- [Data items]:
....

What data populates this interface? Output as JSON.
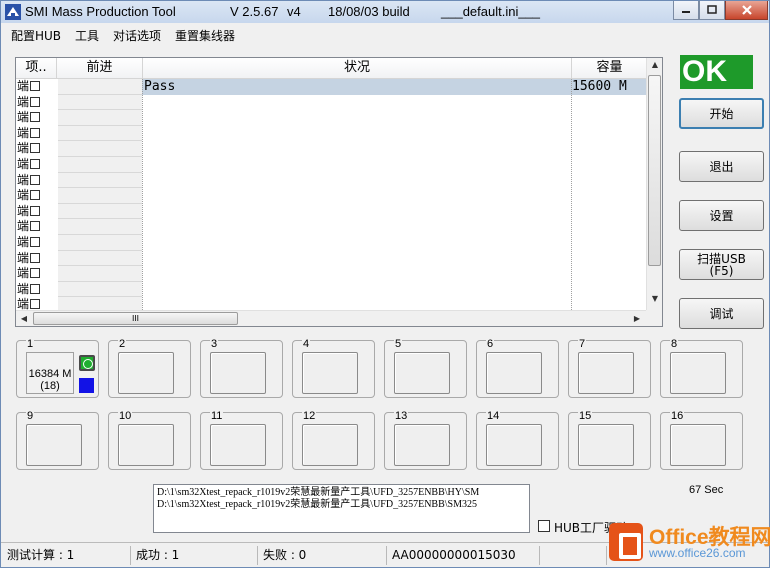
{
  "titlebar": {
    "app_name": "SMI Mass Production Tool",
    "version": "V 2.5.67",
    "variant": "v4",
    "build": "18/08/03 build",
    "ini": "___default.ini___"
  },
  "menu": [
    "配置HUB",
    "工具",
    "对话选项",
    "重置集线器"
  ],
  "list": {
    "columns": [
      "项..",
      "前进",
      "状况",
      "容量"
    ],
    "port_label": "端",
    "rows_visible": 15,
    "selected_row": {
      "status": "Pass",
      "capacity": "15600 M"
    },
    "hscroll_grip": "III"
  },
  "status_indicator": "OK",
  "buttons": {
    "start": "开始",
    "exit": "退出",
    "settings": "设置",
    "scan_usb_line1": "扫描USB",
    "scan_usb_line2": "(F5)",
    "debug": "调试"
  },
  "ports": [
    {
      "num": "1",
      "capacity": "16384 M",
      "sub": "(18)"
    },
    {
      "num": "2"
    },
    {
      "num": "3"
    },
    {
      "num": "4"
    },
    {
      "num": "5"
    },
    {
      "num": "6"
    },
    {
      "num": "7"
    },
    {
      "num": "8"
    },
    {
      "num": "9"
    },
    {
      "num": "10"
    },
    {
      "num": "11"
    },
    {
      "num": "12"
    },
    {
      "num": "13"
    },
    {
      "num": "14"
    },
    {
      "num": "15"
    },
    {
      "num": "16"
    }
  ],
  "log_lines": [
    "D:\\1\\sm32Xtest_repack_r1019v2荣慧最新量产工具\\UFD_3257ENBB\\HY\\SM",
    "D:\\1\\sm32Xtest_repack_r1019v2荣慧最新量产工具\\UFD_3257ENBB\\SM325"
  ],
  "timer": "67 Sec",
  "hub_driver_label": "HUB工厂驱动",
  "statusbar": {
    "test_count": "测试计算 : 1",
    "success": "成功 : 1",
    "fail": "失败 : 0",
    "serial": "AA00000000015030"
  },
  "watermark": {
    "title": "Office教程网",
    "url": "www.office26.com"
  },
  "colors": {
    "ok_green": "#1e9a2a",
    "led_green": "#1fae2f",
    "led_blue": "#1212e6",
    "selected_row": "#c5d3e2"
  }
}
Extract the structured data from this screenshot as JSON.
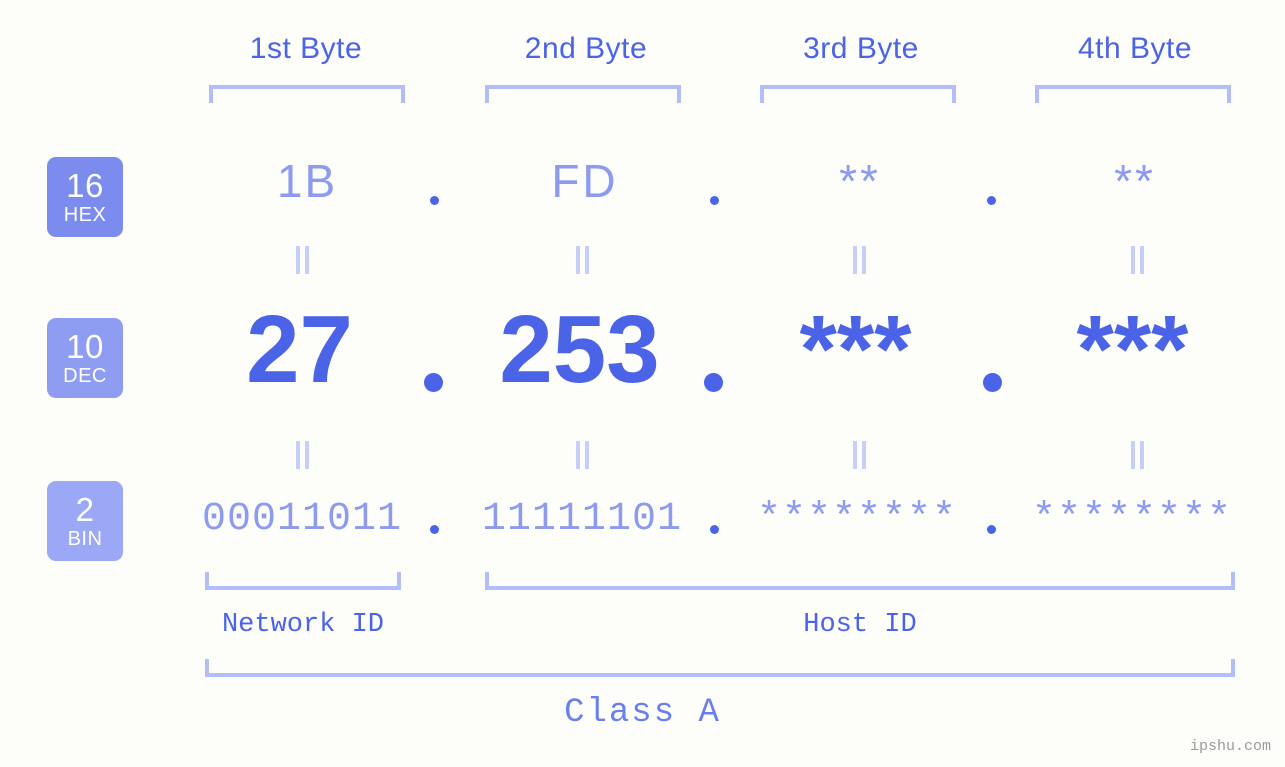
{
  "background": "#fdfdfa",
  "colors": {
    "accent_strong": "#4a63e7",
    "accent_mid": "#8c9af0",
    "accent_light": "#b3bdf7",
    "bracket": "#b3bdf7",
    "connector": "#c6cef9",
    "badge_hex": "#7b8cee",
    "badge_dec": "#8e9cf2",
    "badge_bin": "#9aa8f5",
    "watermark": "#9a9a9a"
  },
  "byte_headers": [
    {
      "label": "1st Byte"
    },
    {
      "label": "2nd Byte"
    },
    {
      "label": "3rd Byte"
    },
    {
      "label": "4th Byte"
    }
  ],
  "rows": [
    {
      "key": "hex",
      "badge": {
        "number": "16",
        "unit": "HEX"
      },
      "values": [
        "1B",
        "FD",
        "**",
        "**"
      ]
    },
    {
      "key": "dec",
      "badge": {
        "number": "10",
        "unit": "DEC"
      },
      "values": [
        "27",
        "253",
        "***",
        "***"
      ]
    },
    {
      "key": "bin",
      "badge": {
        "number": "2",
        "unit": "BIN"
      },
      "values": [
        "00011011",
        "11111101",
        "********",
        "********"
      ]
    }
  ],
  "separator": ".",
  "id_sections": [
    {
      "label": "Network ID"
    },
    {
      "label": "Host ID"
    }
  ],
  "class": {
    "label": "Class A"
  },
  "watermark": {
    "text": "ipshu.com"
  }
}
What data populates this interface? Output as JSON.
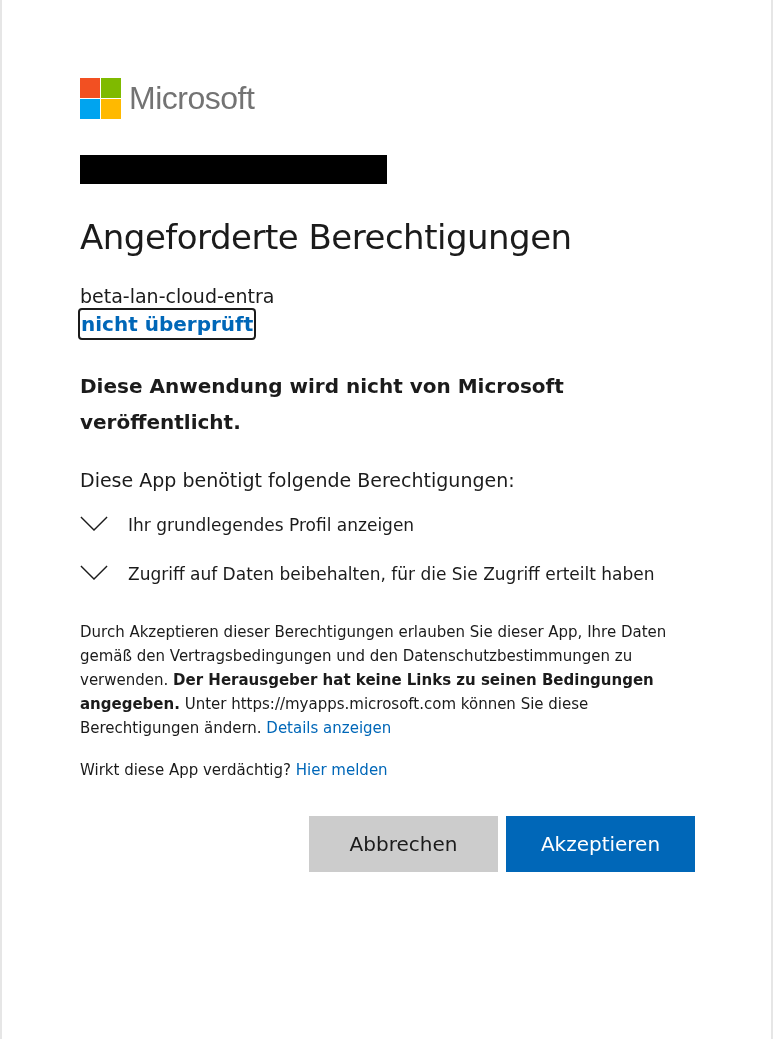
{
  "logo": {
    "name": "Microsoft"
  },
  "account": {
    "redacted": true
  },
  "title": "Angeforderte Berechtigungen",
  "app": {
    "name": "beta-lan-cloud-entra",
    "verification_link": "nicht überprüft",
    "focused": true
  },
  "publisher_notice": "Diese Anwendung wird nicht von Microsoft veröffentlicht.",
  "permissions_heading": "Diese App benötigt folgende Berechtigungen:",
  "permissions": [
    {
      "label": "Ihr grundlegendes Profil anzeigen",
      "expanded": false
    },
    {
      "label": "Zugriff auf Daten beibehalten, für die Sie Zugriff erteilt haben",
      "expanded": false
    }
  ],
  "consent": {
    "text": "Durch Akzeptieren dieser Berechtigungen erlauben Sie dieser App, Ihre Daten gemäß den Vertragsbedingungen und den Datenschutzbestimmungen zu verwenden. **Der Herausgeber hat keine Links zu seinen Bedingungen angegeben.** Unter https://myapps.microsoft.com können Sie diese Berechtigungen ändern.",
    "link": "Details anzeigen"
  },
  "report": {
    "text": "Wirkt diese App verdächtig?",
    "link": "Hier melden"
  },
  "buttons": [
    {
      "label": "Abbrechen",
      "kind": "secondary"
    },
    {
      "label": "Akzeptieren",
      "kind": "primary"
    }
  ]
}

....

- [Work required]:
Write out every record above exactly as it stands, but leave out the pictures.

- [Right answer]:
What data populates this interface? Output as JSON.
{
  "titlebar": {
    "app_name": "SMI Mass Production Tool",
    "version": "V 2.5.67",
    "variant": "v4",
    "build": "18/08/03 build",
    "ini": "___default.ini___"
  },
  "menu": [
    "配置HUB",
    "工具",
    "对话选项",
    "重置集线器"
  ],
  "list": {
    "columns": [
      "项..",
      "前进",
      "状况",
      "容量"
    ],
    "port_label": "端",
    "rows_visible": 15,
    "selected_row": {
      "status": "Pass",
      "capacity": "15600 M"
    },
    "hscroll_grip": "III"
  },
  "status_indicator": "OK",
  "buttons": {
    "start": "开始",
    "exit": "退出",
    "settings": "设置",
    "scan_usb_line1": "扫描USB",
    "scan_usb_line2": "(F5)",
    "debug": "调试"
  },
  "ports": [
    {
      "num": "1",
      "capacity": "16384 M",
      "sub": "(18)"
    },
    {
      "num": "2"
    },
    {
      "num": "3"
    },
    {
      "num": "4"
    },
    {
      "num": "5"
    },
    {
      "num": "6"
    },
    {
      "num": "7"
    },
    {
      "num": "8"
    },
    {
      "num": "9"
    },
    {
      "num": "10"
    },
    {
      "num": "11"
    },
    {
      "num": "12"
    },
    {
      "num": "13"
    },
    {
      "num": "14"
    },
    {
      "num": "15"
    },
    {
      "num": "16"
    }
  ],
  "log_lines": [
    "D:\\1\\sm32Xtest_repack_r1019v2荣慧最新量产工具\\UFD_3257ENBB\\HY\\SM",
    "D:\\1\\sm32Xtest_repack_r1019v2荣慧最新量产工具\\UFD_3257ENBB\\SM325"
  ],
  "timer": "67 Sec",
  "hub_driver_label": "HUB工厂驱动",
  "statusbar": {
    "test_count": "测试计算 : 1",
    "success": "成功 : 1",
    "fail": "失败 : 0",
    "serial": "AA00000000015030"
  },
  "watermark": {
    "title": "Office教程网",
    "url": "www.office26.com"
  },
  "colors": {
    "ok_green": "#1e9a2a",
    "led_green": "#1fae2f",
    "led_blue": "#1212e6",
    "selected_row": "#c5d3e2"
  }
}
Extract the structured data from this screenshot as JSON.
{
  "background": "#fdfdfa",
  "colors": {
    "accent_strong": "#4a63e7",
    "accent_mid": "#8c9af0",
    "accent_light": "#b3bdf7",
    "bracket": "#b3bdf7",
    "connector": "#c6cef9",
    "badge_hex": "#7b8cee",
    "badge_dec": "#8e9cf2",
    "badge_bin": "#9aa8f5",
    "watermark": "#9a9a9a"
  },
  "byte_headers": [
    {
      "label": "1st Byte"
    },
    {
      "label": "2nd Byte"
    },
    {
      "label": "3rd Byte"
    },
    {
      "label": "4th Byte"
    }
  ],
  "rows": [
    {
      "key": "hex",
      "badge": {
        "number": "16",
        "unit": "HEX"
      },
      "values": [
        "1B",
        "FD",
        "**",
        "**"
      ]
    },
    {
      "key": "dec",
      "badge": {
        "number": "10",
        "unit": "DEC"
      },
      "values": [
        "27",
        "253",
        "***",
        "***"
      ]
    },
    {
      "key": "bin",
      "badge": {
        "number": "2",
        "unit": "BIN"
      },
      "values": [
        "00011011",
        "11111101",
        "********",
        "********"
      ]
    }
  ],
  "separator": ".",
  "id_sections": [
    {
      "label": "Network ID"
    },
    {
      "label": "Host ID"
    }
  ],
  "class": {
    "label": "Class A"
  },
  "watermark": {
    "text": "ipshu.com"
  }
}
What data populates this interface? Output as JSON.
{
  "logo": {
    "name": "Microsoft"
  },
  "account": {
    "redacted": true
  },
  "title": "Angeforderte Berechtigungen",
  "app": {
    "name": "beta-lan-cloud-entra",
    "verification_link": "nicht überprüft",
    "focused": true
  },
  "publisher_notice": "Diese Anwendung wird nicht von Microsoft veröffentlicht.",
  "permissions_heading": "Diese App benötigt folgende Berechtigungen:",
  "permissions": [
    {
      "label": "Ihr grundlegendes Profil anzeigen",
      "expanded": false
    },
    {
      "label": "Zugriff auf Daten beibehalten, für die Sie Zugriff erteilt haben",
      "expanded": false
    }
  ],
  "consent": {
    "text": "Durch Akzeptieren dieser Berechtigungen erlauben Sie dieser App, Ihre Daten gemäß den Vertragsbedingungen und den Datenschutzbestimmungen zu verwenden. **Der Herausgeber hat keine Links zu seinen Bedingungen angegeben.** Unter https://myapps.microsoft.com können Sie diese Berechtigungen ändern.",
    "link": "Details anzeigen"
  },
  "report": {
    "text": "Wirkt diese App verdächtig?",
    "link": "Hier melden"
  },
  "buttons": [
    {
      "label": "Abbrechen",
      "kind": "secondary"
    },
    {
      "label": "Akzeptieren",
      "kind": "primary"
    }
  ]
}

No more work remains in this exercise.